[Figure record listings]
--- --- ---

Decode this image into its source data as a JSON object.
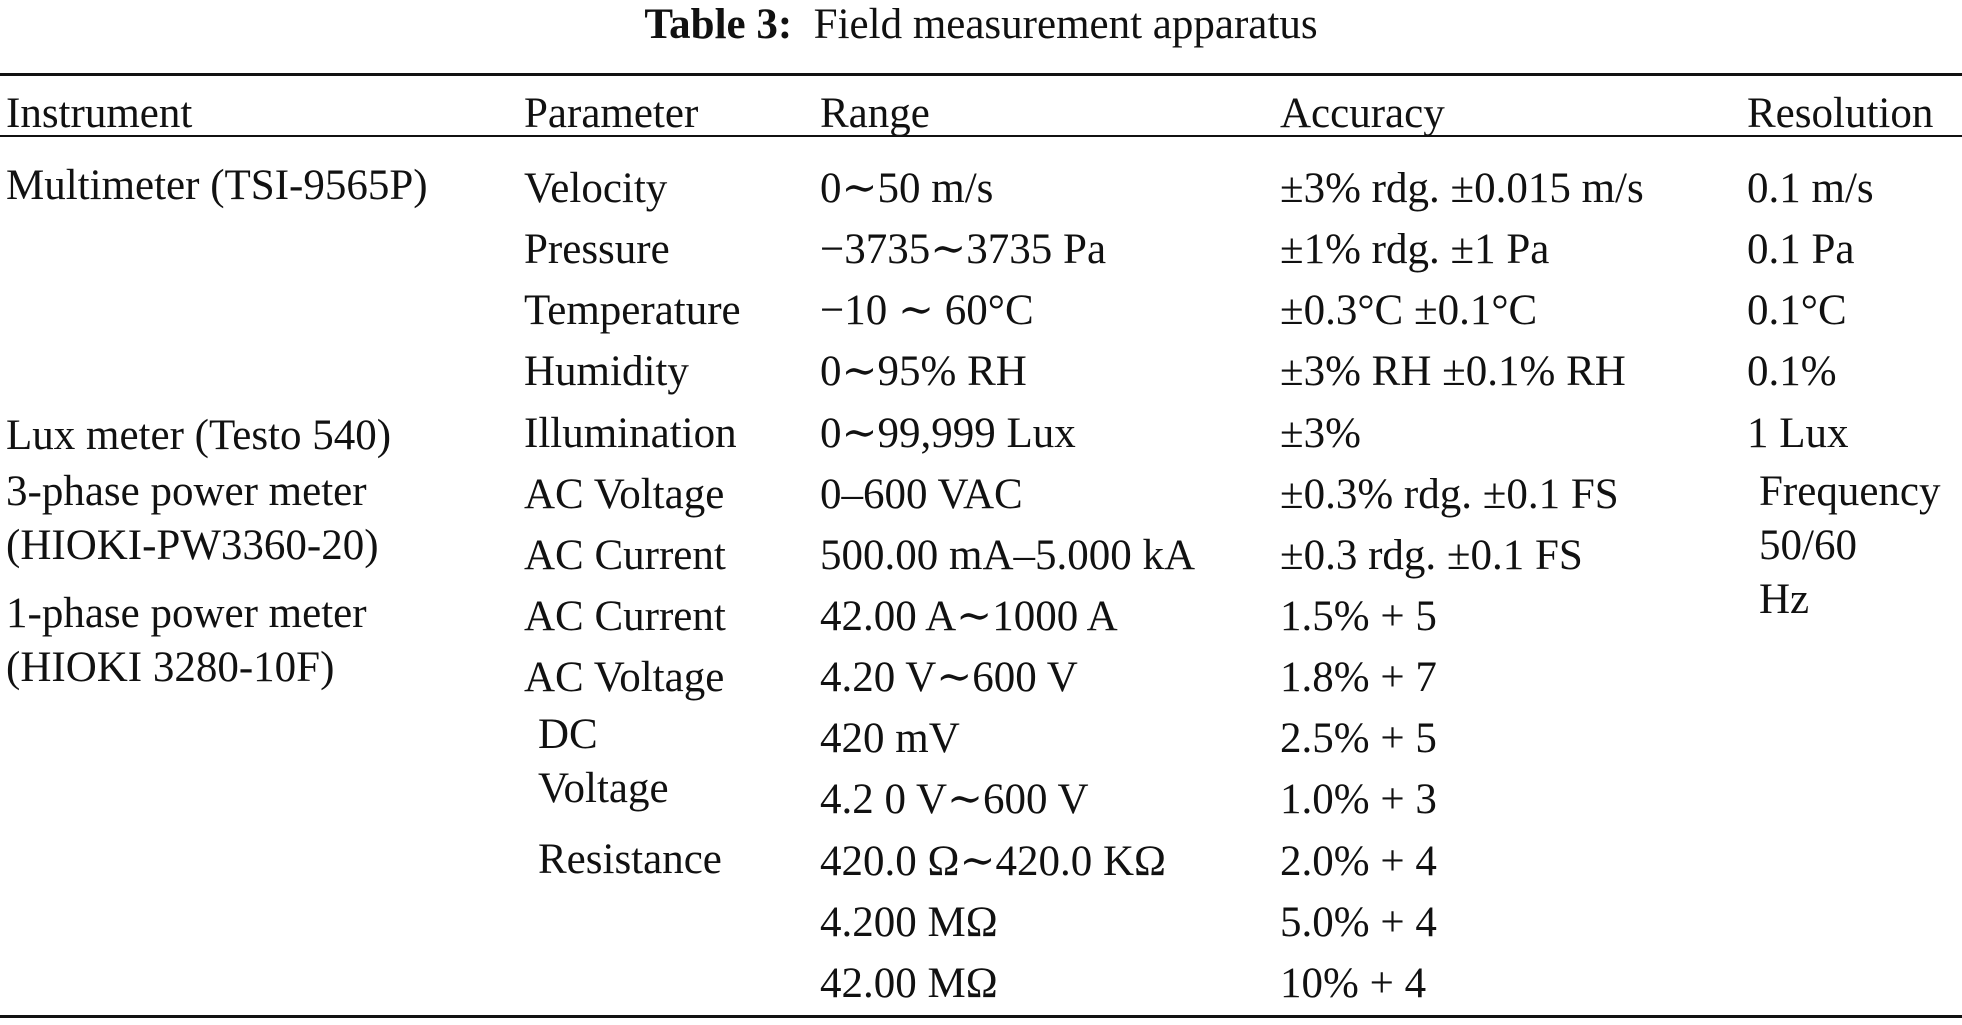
{
  "caption": {
    "label": "Table 3:",
    "title": "Field measurement apparatus"
  },
  "table": {
    "headers": [
      "Instrument",
      "Parameter",
      "Range",
      "Accuracy",
      "Resolution"
    ],
    "instruments": [
      {
        "lines": [
          "Multimeter (TSI-9565P)"
        ]
      },
      {
        "lines": [
          "Lux meter (Testo 540)"
        ]
      },
      {
        "lines": [
          "3-phase power meter",
          "(HIOKI-PW3360-20)"
        ]
      },
      {
        "lines": [
          "1-phase power meter",
          "(HIOKI 3280-10F)"
        ]
      }
    ],
    "parameters": [
      "Velocity",
      "Pressure",
      "Temperature",
      "Humidity",
      "Illumination",
      "AC Voltage",
      "AC Current",
      "AC Current",
      "AC Voltage",
      "DC",
      "Voltage",
      "Resistance"
    ],
    "ranges": [
      "0∼50 m/s",
      "−3735∼3735 Pa",
      "−10 ∼ 60°C",
      "0∼95% RH",
      "0∼99,999 Lux",
      "0–600 VAC",
      "500.00 mA–5.000 kA",
      "42.00 A∼1000 A",
      "4.20 V∼600 V",
      "420 mV",
      "4.2 0 V∼600 V",
      "420.0 Ω∼420.0 KΩ",
      "4.200 MΩ",
      "42.00 MΩ"
    ],
    "accuracies": [
      "±3% rdg. ±0.015 m/s",
      "±1% rdg. ±1 Pa",
      "±0.3°C ±0.1°C",
      "±3% RH ±0.1% RH",
      "±3%",
      "±0.3% rdg. ±0.1 FS",
      "±0.3 rdg. ±0.1 FS",
      "1.5% + 5",
      "1.8% + 7",
      "2.5% + 5",
      "1.0% + 3",
      "2.0% + 4",
      "5.0% + 4",
      "10% + 4"
    ],
    "resolutions": [
      "0.1 m/s",
      "0.1 Pa",
      "0.1°C",
      "0.1%",
      "1 Lux",
      "Frequency",
      "50/60",
      "Hz"
    ]
  }
}
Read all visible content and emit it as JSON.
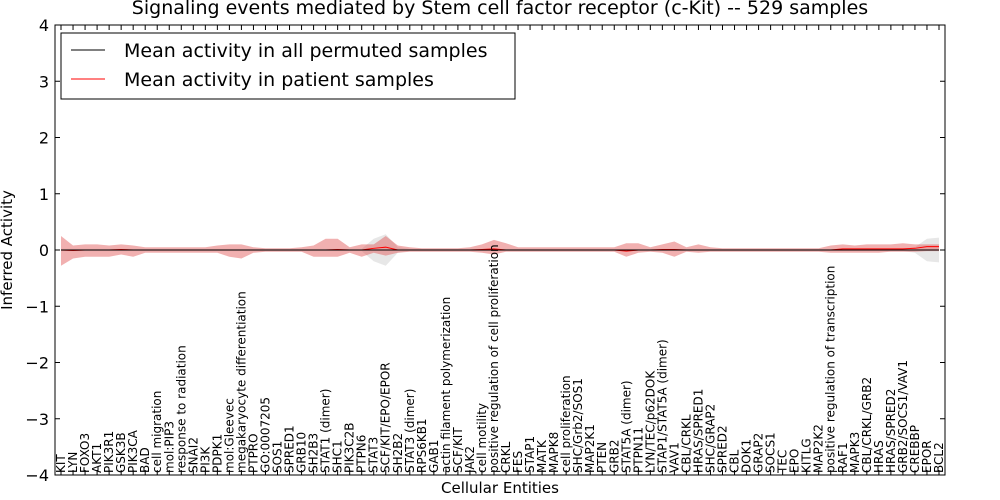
{
  "chart_data": {
    "type": "line",
    "title": "Signaling events mediated by Stem cell factor receptor (c-Kit) -- 529 samples",
    "xlabel": "Cellular Entities",
    "ylabel": "Inferred Activity",
    "ylim": [
      -4,
      4
    ],
    "yticks": [
      -4,
      -3,
      -2,
      -1,
      0,
      1,
      2,
      3,
      4
    ],
    "ytick_labels": [
      "−4",
      "−3",
      "−2",
      "−1",
      "0",
      "1",
      "2",
      "3",
      "4"
    ],
    "legend_position": "top-left",
    "categories": [
      "KIT",
      "LYN",
      "FOXO3",
      "AKT1",
      "PIK3R1",
      "GSK3B",
      "PIK3CA",
      "BAD",
      "cell migration",
      "mol:PIP3",
      "response to radiation",
      "SNAI2",
      "PI3K",
      "PDPK1",
      "mol:Gleevec",
      "megakaryocyte differentiation",
      "PTPRO",
      "GO:0007205",
      "SOS1",
      "SPRED1",
      "GRB10",
      "SH2B3",
      "STAT1 (dimer)",
      "SHC1",
      "PIK3C2B",
      "PTPN6",
      "STAT3",
      "SCF/KIT/EPO/EPOR",
      "SH2B2",
      "STAT3 (dimer)",
      "RPS6KB1",
      "GAB1",
      "actin filament polymerization",
      "SCF/KIT",
      "JAK2",
      "cell motility",
      "positive regulation of cell proliferation",
      "CRKL",
      "FES",
      "STAP1",
      "MATK",
      "MAPK8",
      "cell proliferation",
      "SHC/Grb2/SOS1",
      "MAP2K1",
      "PTEN",
      "GRB2",
      "STAT5A (dimer)",
      "PTPN11",
      "LYN/TEC/p62DOK",
      "STAP1/STAT5A (dimer)",
      "VAV1",
      "CBL/CRKL",
      "HRAS/SPRED1",
      "SHC/GRAP2",
      "SPRED2",
      "CBL",
      "DOK1",
      "GRAP2",
      "SOCS1",
      "TEC",
      "EPO",
      "KITLG",
      "MAP2K2",
      "positive regulation of transcription",
      "RAF1",
      "MAPK3",
      "CBL/CRKL/GRB2",
      "HRAS",
      "HRAS/SPRED2",
      "GRB2/SOCS1/VAV1",
      "CREBBP",
      "EPOR",
      "BCL2"
    ],
    "series": [
      {
        "name": "Mean activity in all permuted samples",
        "color": "#000000",
        "values": [
          0,
          0,
          0,
          0,
          0,
          0,
          0,
          0,
          0,
          0,
          0,
          0,
          0,
          0,
          0,
          0,
          0,
          0,
          0,
          0,
          0,
          0,
          0,
          0,
          0,
          0,
          0,
          0,
          0,
          0,
          0,
          0,
          0,
          0,
          0,
          0,
          0,
          0,
          0,
          0,
          0,
          0,
          0,
          0,
          0,
          0,
          0,
          0,
          0,
          0,
          0,
          0,
          0,
          0,
          0,
          0,
          0,
          0,
          0,
          0,
          0,
          0,
          0,
          0,
          0,
          0,
          0,
          0,
          0,
          0,
          0,
          0,
          0,
          0
        ],
        "lower": [
          -0.02,
          -0.02,
          -0.02,
          -0.02,
          -0.02,
          -0.02,
          -0.02,
          -0.02,
          -0.02,
          -0.02,
          -0.02,
          -0.02,
          -0.02,
          -0.02,
          -0.02,
          -0.02,
          -0.02,
          -0.02,
          -0.02,
          -0.02,
          -0.02,
          -0.02,
          -0.02,
          -0.02,
          -0.02,
          -0.02,
          -0.2,
          -0.28,
          -0.05,
          -0.02,
          -0.02,
          -0.02,
          -0.02,
          -0.02,
          -0.02,
          -0.02,
          -0.02,
          -0.02,
          -0.02,
          -0.02,
          -0.02,
          -0.02,
          -0.02,
          -0.02,
          -0.02,
          -0.02,
          -0.02,
          -0.02,
          -0.02,
          -0.02,
          -0.02,
          -0.02,
          -0.02,
          -0.02,
          -0.02,
          -0.02,
          -0.02,
          -0.02,
          -0.02,
          -0.02,
          -0.02,
          -0.02,
          -0.02,
          -0.02,
          -0.02,
          -0.02,
          -0.02,
          -0.02,
          -0.02,
          -0.02,
          -0.02,
          -0.05,
          -0.2,
          -0.22
        ],
        "upper": [
          0.02,
          0.02,
          0.02,
          0.02,
          0.02,
          0.02,
          0.02,
          0.02,
          0.02,
          0.02,
          0.02,
          0.02,
          0.02,
          0.02,
          0.02,
          0.02,
          0.02,
          0.02,
          0.02,
          0.02,
          0.02,
          0.02,
          0.02,
          0.02,
          0.02,
          0.02,
          0.2,
          0.28,
          0.05,
          0.02,
          0.02,
          0.02,
          0.02,
          0.02,
          0.02,
          0.02,
          0.02,
          0.02,
          0.02,
          0.02,
          0.02,
          0.02,
          0.02,
          0.02,
          0.02,
          0.02,
          0.02,
          0.02,
          0.02,
          0.02,
          0.02,
          0.02,
          0.02,
          0.02,
          0.02,
          0.02,
          0.02,
          0.02,
          0.02,
          0.02,
          0.02,
          0.02,
          0.02,
          0.02,
          0.02,
          0.02,
          0.02,
          0.02,
          0.02,
          0.02,
          0.02,
          0.05,
          0.2,
          0.22
        ]
      },
      {
        "name": "Mean activity in patient samples",
        "color": "#ff0000",
        "values": [
          0,
          -0.01,
          0,
          0,
          0,
          0.01,
          0,
          0,
          0,
          0,
          0,
          0,
          0,
          0,
          0,
          0,
          0,
          0,
          0,
          0,
          0,
          0,
          0,
          0.01,
          0,
          0,
          0.03,
          0.05,
          0,
          0,
          0,
          0,
          0,
          0,
          0,
          0.01,
          0.02,
          0,
          0,
          0,
          0,
          0,
          0,
          0,
          0,
          0,
          0,
          -0.02,
          0,
          0,
          0.01,
          0.01,
          0,
          0,
          0,
          0,
          0,
          0,
          0,
          0,
          0,
          0,
          0,
          0,
          0,
          0.02,
          0.02,
          0.02,
          0.02,
          0.02,
          0.02,
          0.03,
          0.06,
          0.06
        ],
        "lower": [
          -0.28,
          -0.15,
          -0.12,
          -0.12,
          -0.12,
          -0.08,
          -0.12,
          -0.05,
          -0.05,
          -0.05,
          -0.05,
          -0.05,
          -0.05,
          -0.05,
          -0.12,
          -0.15,
          -0.05,
          -0.03,
          -0.03,
          -0.03,
          -0.03,
          -0.12,
          -0.12,
          -0.12,
          -0.05,
          -0.12,
          -0.05,
          -0.1,
          -0.05,
          -0.03,
          -0.03,
          -0.03,
          -0.03,
          -0.03,
          -0.03,
          -0.05,
          -0.08,
          -0.03,
          -0.03,
          -0.03,
          -0.03,
          -0.03,
          -0.03,
          -0.03,
          -0.03,
          -0.03,
          -0.03,
          -0.12,
          -0.05,
          -0.03,
          -0.05,
          -0.12,
          -0.03,
          -0.05,
          -0.03,
          -0.03,
          -0.03,
          -0.03,
          -0.03,
          -0.03,
          -0.03,
          -0.03,
          -0.03,
          -0.03,
          -0.05,
          -0.05,
          -0.05,
          -0.05,
          -0.05,
          -0.03,
          -0.03,
          -0.03,
          -0.02,
          -0.02
        ],
        "upper": [
          0.25,
          0.08,
          0.1,
          0.1,
          0.08,
          0.1,
          0.08,
          0.05,
          0.05,
          0.05,
          0.05,
          0.05,
          0.05,
          0.08,
          0.1,
          0.1,
          0.05,
          0.03,
          0.03,
          0.03,
          0.05,
          0.08,
          0.2,
          0.2,
          0.05,
          0.1,
          0.1,
          0.25,
          0.08,
          0.05,
          0.03,
          0.03,
          0.03,
          0.03,
          0.05,
          0.1,
          0.18,
          0.12,
          0.05,
          0.05,
          0.05,
          0.05,
          0.05,
          0.05,
          0.05,
          0.05,
          0.05,
          0.12,
          0.12,
          0.05,
          0.1,
          0.15,
          0.05,
          0.1,
          0.05,
          0.03,
          0.03,
          0.03,
          0.03,
          0.03,
          0.03,
          0.03,
          0.03,
          0.03,
          0.08,
          0.1,
          0.08,
          0.1,
          0.1,
          0.1,
          0.12,
          0.1,
          0.1,
          0.1
        ]
      }
    ]
  }
}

--- --- ---

[Your task] Pull out the lines above in which the word "phase" appears.

[Output of the task]
          "3-phase power meter",
          "1-phase power meter",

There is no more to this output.